▶ **Your assignment**:
Scan the data below. Pull out each line where "Daily" occurs.

▶ **Dataset content**:
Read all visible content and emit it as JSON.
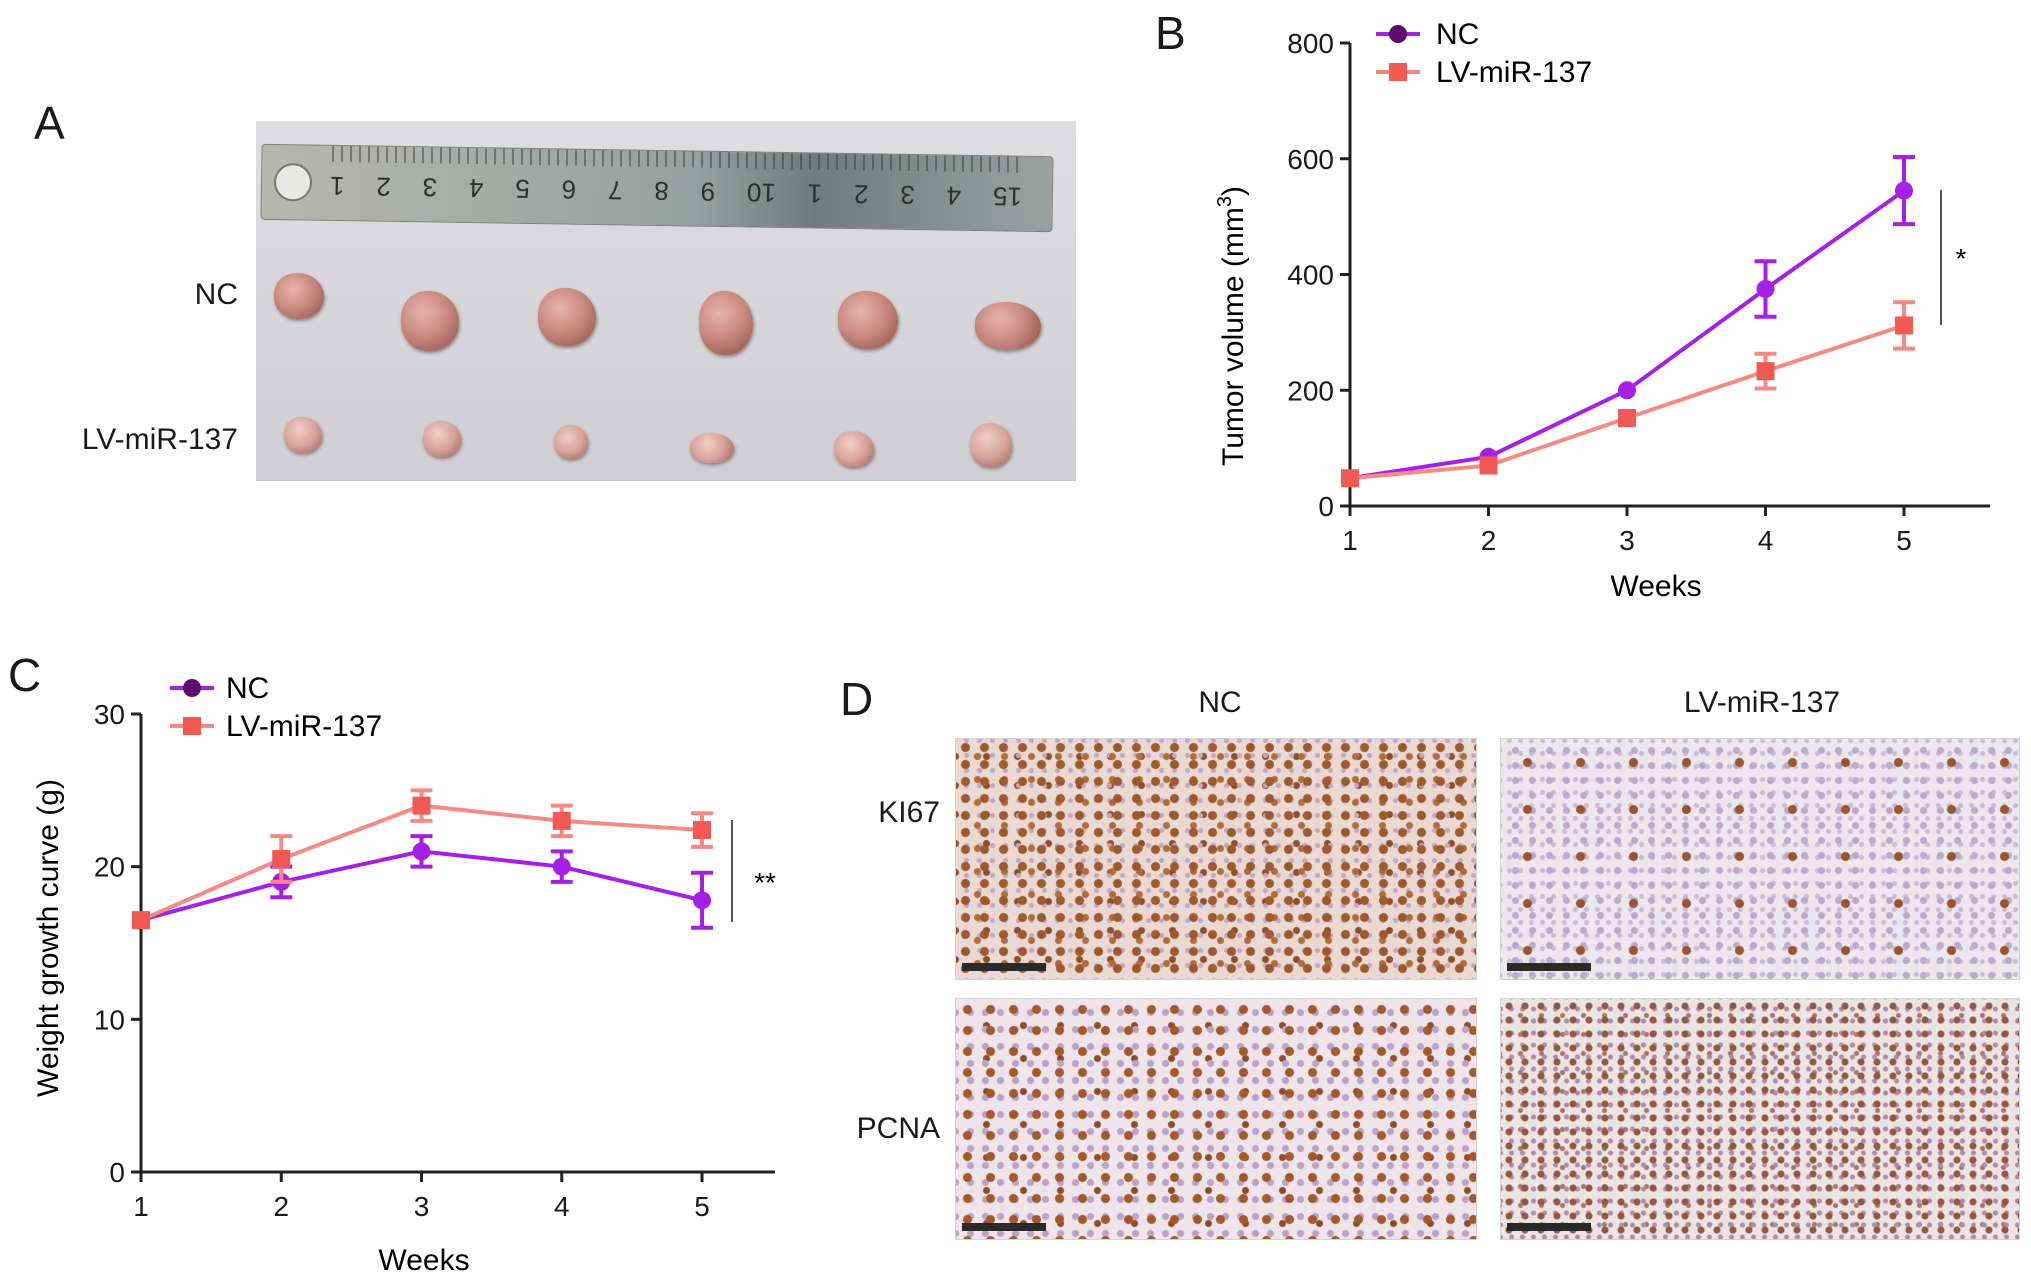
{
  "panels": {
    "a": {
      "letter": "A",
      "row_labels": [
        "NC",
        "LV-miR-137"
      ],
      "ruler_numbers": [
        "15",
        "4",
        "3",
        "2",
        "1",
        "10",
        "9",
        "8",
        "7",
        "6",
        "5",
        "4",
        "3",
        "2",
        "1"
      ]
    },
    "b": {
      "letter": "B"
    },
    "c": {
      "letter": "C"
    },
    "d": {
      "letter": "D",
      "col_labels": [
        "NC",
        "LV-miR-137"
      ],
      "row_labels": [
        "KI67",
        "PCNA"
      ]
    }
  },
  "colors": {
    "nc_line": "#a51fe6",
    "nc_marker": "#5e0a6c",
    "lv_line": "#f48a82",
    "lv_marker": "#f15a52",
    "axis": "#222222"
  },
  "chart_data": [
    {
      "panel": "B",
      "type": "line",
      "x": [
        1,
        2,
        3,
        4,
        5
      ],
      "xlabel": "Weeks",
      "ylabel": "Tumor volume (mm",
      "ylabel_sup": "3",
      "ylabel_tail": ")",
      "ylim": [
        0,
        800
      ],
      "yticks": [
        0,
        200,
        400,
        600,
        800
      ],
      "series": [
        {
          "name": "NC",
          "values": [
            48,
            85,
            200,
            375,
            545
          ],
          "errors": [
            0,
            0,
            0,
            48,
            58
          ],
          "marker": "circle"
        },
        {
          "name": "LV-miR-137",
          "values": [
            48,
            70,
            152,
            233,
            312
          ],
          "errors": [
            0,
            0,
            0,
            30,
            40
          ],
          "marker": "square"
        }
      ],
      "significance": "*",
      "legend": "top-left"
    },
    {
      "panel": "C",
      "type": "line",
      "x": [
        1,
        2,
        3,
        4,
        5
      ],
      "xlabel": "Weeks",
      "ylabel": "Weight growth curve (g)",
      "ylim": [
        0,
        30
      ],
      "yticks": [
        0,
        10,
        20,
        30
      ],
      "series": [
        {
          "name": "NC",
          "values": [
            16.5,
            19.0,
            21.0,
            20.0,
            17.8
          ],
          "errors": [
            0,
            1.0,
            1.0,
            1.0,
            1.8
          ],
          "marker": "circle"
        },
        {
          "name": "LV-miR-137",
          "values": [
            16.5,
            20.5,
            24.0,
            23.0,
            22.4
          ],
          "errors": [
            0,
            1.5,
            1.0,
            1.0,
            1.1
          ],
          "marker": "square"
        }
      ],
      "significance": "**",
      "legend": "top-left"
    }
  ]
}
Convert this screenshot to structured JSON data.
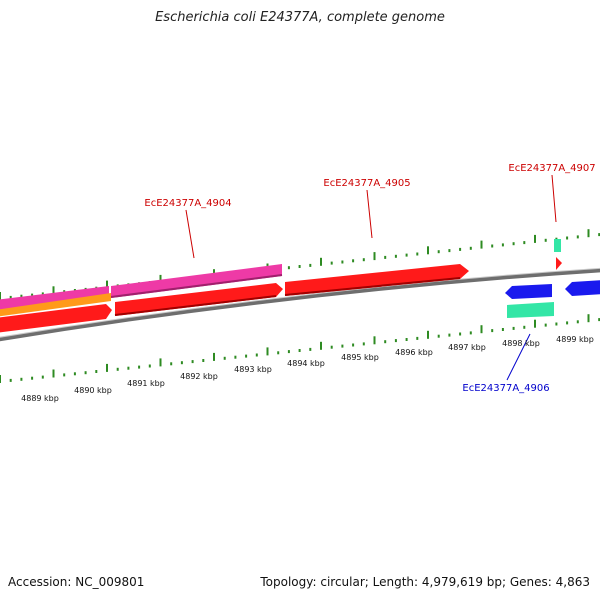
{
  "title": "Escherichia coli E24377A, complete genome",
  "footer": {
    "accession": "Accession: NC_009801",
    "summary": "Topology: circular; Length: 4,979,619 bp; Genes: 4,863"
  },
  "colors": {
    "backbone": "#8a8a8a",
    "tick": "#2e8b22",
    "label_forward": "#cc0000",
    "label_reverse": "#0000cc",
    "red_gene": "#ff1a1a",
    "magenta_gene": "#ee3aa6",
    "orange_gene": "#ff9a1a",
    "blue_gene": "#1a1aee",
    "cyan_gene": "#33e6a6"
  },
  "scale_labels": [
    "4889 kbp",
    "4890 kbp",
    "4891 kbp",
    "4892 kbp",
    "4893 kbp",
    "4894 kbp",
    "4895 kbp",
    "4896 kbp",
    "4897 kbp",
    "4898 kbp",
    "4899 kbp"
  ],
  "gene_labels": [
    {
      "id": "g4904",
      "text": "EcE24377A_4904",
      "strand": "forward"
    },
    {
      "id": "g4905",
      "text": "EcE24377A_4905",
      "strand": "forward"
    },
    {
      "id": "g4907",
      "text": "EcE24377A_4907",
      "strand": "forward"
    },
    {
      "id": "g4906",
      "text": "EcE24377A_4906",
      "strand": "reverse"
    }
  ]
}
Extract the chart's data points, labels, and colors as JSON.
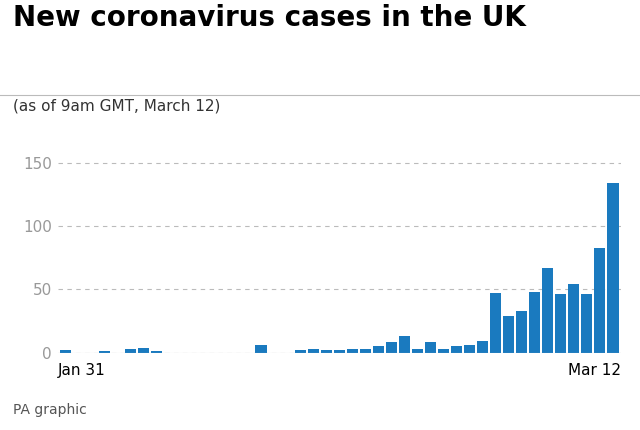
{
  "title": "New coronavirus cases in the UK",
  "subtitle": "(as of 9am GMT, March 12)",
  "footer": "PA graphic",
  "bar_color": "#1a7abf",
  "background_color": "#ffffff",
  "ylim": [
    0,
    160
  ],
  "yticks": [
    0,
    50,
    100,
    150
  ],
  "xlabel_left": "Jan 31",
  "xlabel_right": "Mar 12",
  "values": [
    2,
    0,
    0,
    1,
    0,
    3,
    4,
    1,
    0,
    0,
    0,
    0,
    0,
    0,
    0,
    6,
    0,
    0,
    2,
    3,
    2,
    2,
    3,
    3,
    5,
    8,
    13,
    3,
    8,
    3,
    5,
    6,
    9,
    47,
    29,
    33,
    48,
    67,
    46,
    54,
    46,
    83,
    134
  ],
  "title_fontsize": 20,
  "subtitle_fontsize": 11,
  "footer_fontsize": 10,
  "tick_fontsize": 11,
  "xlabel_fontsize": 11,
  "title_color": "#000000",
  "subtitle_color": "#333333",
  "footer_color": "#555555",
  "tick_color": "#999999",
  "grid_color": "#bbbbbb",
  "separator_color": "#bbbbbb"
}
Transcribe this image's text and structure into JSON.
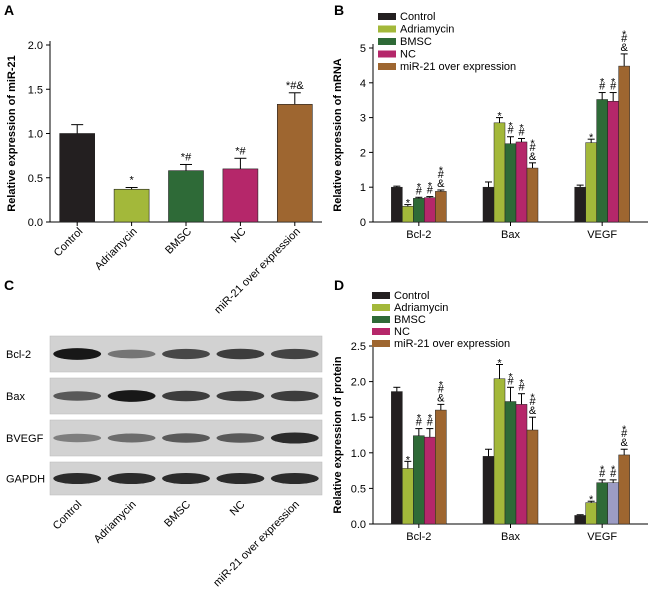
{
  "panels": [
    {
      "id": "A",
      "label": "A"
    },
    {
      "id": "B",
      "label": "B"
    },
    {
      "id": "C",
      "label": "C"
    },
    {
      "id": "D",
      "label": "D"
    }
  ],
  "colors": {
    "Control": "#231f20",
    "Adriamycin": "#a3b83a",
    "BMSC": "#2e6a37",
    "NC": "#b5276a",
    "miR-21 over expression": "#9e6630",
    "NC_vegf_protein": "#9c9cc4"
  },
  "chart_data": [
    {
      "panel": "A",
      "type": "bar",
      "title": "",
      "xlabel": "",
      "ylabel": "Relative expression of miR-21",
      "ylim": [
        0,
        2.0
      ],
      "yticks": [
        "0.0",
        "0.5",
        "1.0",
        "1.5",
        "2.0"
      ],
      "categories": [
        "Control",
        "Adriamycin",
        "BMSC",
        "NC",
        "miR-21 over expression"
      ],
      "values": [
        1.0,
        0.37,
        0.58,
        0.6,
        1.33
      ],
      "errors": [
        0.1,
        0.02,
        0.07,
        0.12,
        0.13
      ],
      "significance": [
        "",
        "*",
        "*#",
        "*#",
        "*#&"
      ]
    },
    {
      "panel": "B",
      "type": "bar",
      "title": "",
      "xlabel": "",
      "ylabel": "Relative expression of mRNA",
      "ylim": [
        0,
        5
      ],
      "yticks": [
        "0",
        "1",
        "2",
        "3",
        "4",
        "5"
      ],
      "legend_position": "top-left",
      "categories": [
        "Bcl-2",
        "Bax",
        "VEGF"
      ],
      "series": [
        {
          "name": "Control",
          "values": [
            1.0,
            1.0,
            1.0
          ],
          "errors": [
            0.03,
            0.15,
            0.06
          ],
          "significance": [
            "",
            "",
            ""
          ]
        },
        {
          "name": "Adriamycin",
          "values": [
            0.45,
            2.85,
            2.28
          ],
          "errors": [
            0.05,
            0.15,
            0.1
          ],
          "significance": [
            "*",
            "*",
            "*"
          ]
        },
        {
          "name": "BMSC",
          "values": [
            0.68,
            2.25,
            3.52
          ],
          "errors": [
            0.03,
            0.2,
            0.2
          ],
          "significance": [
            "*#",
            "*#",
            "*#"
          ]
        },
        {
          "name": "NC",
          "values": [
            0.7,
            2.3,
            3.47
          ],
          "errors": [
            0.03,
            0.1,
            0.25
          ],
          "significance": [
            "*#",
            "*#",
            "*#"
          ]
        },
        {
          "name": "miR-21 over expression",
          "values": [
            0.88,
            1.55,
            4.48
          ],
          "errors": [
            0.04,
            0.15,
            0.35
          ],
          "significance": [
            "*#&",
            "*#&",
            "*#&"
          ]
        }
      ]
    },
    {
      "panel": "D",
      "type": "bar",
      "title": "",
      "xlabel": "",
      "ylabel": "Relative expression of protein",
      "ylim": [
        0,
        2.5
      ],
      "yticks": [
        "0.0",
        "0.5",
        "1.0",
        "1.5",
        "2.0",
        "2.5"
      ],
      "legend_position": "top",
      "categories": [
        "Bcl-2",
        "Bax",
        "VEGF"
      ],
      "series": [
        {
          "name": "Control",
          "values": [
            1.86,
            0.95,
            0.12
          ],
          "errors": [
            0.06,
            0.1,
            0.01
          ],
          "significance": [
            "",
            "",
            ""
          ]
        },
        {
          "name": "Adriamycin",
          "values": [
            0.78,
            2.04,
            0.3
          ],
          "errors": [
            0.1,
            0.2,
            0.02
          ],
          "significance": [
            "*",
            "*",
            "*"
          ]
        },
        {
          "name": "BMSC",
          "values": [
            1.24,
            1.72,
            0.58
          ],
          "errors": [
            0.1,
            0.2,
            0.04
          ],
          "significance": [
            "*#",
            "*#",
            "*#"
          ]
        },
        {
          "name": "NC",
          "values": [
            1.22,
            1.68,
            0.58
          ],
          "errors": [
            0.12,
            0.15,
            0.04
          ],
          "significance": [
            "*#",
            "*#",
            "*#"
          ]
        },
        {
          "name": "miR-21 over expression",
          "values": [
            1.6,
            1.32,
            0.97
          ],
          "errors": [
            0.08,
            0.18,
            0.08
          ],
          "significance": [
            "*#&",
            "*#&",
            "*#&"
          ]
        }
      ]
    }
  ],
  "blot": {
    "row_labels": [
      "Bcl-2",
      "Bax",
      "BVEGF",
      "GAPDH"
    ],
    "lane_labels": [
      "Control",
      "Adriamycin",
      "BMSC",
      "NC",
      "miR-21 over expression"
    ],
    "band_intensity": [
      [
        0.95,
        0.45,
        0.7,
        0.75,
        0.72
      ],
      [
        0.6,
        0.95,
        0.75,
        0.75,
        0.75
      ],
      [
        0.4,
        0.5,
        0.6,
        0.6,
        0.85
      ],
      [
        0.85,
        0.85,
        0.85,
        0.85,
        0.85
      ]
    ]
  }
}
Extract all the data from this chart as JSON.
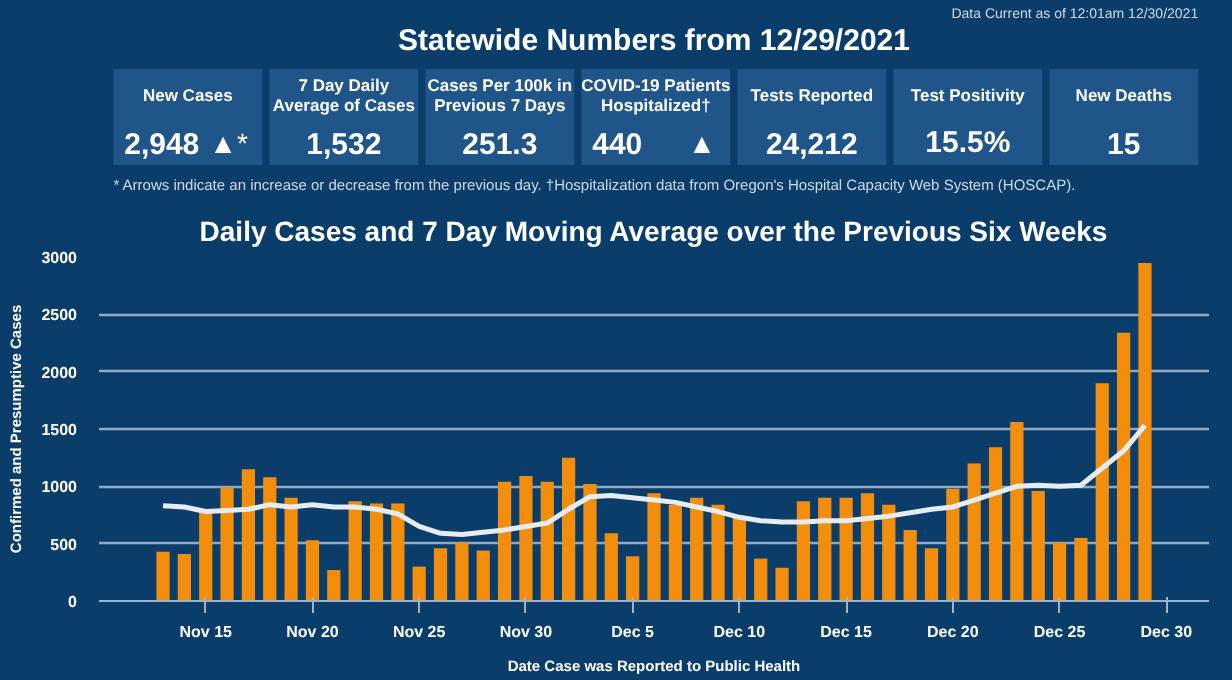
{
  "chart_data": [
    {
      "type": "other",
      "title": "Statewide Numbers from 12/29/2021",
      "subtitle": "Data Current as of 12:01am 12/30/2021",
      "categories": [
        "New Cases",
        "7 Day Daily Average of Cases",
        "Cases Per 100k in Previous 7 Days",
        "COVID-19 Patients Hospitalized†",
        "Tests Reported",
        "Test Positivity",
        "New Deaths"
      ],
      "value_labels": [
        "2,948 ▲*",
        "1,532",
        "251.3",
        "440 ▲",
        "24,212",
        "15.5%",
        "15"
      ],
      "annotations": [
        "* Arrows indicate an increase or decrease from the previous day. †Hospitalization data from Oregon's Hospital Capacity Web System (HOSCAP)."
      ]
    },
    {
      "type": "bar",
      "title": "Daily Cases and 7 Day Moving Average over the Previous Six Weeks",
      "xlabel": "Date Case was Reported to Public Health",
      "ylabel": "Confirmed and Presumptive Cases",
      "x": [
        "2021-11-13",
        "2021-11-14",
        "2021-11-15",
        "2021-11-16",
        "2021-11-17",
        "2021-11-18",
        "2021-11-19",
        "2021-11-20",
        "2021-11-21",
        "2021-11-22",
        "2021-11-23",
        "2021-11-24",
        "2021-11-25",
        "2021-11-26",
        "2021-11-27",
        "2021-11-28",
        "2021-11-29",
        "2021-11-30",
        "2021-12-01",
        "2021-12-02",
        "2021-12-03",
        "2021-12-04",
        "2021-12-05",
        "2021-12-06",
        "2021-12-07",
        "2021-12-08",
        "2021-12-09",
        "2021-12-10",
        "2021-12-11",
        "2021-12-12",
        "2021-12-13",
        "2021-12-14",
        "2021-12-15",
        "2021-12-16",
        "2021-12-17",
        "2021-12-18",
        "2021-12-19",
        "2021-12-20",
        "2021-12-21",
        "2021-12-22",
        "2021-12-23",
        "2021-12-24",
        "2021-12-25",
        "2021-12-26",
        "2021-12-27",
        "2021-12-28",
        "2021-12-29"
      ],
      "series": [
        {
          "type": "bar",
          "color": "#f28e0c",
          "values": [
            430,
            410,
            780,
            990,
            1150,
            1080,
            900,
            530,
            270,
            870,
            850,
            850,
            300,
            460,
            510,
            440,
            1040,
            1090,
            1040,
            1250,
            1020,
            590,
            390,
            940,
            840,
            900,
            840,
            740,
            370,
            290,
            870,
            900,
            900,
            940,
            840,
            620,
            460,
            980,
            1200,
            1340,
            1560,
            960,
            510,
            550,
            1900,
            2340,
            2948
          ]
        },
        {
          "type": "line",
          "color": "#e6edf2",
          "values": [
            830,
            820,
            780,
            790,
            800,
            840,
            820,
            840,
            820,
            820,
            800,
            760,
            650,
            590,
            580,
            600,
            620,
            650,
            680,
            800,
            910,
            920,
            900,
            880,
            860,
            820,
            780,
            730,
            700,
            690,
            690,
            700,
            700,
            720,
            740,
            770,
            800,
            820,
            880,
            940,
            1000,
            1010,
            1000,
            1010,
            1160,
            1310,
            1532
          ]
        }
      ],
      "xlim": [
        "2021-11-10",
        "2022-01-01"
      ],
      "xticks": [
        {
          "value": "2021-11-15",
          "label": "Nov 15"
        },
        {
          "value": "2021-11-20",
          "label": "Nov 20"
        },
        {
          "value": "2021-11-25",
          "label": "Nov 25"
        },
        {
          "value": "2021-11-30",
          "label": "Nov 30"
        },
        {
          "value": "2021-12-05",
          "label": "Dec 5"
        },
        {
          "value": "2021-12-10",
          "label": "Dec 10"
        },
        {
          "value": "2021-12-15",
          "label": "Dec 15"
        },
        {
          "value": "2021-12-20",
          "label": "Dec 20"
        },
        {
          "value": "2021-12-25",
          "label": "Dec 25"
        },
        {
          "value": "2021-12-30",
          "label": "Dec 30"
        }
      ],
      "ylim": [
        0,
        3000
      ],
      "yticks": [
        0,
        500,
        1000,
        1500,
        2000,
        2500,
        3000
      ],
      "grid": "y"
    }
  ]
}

▶ **Your solution**:
        "7 Day Daily Average of Cases",
      "title": "Daily Cases and 7 Day Moving Average over the Previous Six Weeks",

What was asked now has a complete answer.